Each line containing the word "color" should be found and copied.

[Dataset rows about figures]
========

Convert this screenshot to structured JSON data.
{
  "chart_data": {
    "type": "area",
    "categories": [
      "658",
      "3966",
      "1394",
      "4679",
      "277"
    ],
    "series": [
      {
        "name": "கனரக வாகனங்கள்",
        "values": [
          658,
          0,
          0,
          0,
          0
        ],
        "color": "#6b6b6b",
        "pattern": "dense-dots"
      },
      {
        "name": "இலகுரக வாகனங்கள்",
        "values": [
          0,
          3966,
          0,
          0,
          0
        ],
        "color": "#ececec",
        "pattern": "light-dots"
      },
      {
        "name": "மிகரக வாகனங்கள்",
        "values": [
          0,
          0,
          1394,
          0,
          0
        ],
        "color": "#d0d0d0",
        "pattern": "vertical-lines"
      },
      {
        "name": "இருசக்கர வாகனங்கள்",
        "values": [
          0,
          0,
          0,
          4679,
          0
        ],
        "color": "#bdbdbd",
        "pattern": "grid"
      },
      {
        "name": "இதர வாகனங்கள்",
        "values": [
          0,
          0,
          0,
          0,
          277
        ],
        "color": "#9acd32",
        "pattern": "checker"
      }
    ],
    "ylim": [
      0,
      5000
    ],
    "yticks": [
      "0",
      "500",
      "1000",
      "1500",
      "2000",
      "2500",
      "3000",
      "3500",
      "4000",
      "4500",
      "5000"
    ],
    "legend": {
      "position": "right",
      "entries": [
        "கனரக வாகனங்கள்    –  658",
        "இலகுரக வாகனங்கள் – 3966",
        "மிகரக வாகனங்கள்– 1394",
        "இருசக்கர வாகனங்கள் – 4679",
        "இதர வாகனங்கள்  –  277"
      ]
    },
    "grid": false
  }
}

========

■ EXPECTED OUTPUT:
        "color": "#6b6b6b",
        "color": "#ececec",
        "color": "#d0d0d0",
        "color": "#bdbdbd",
        "color": "#9acd32",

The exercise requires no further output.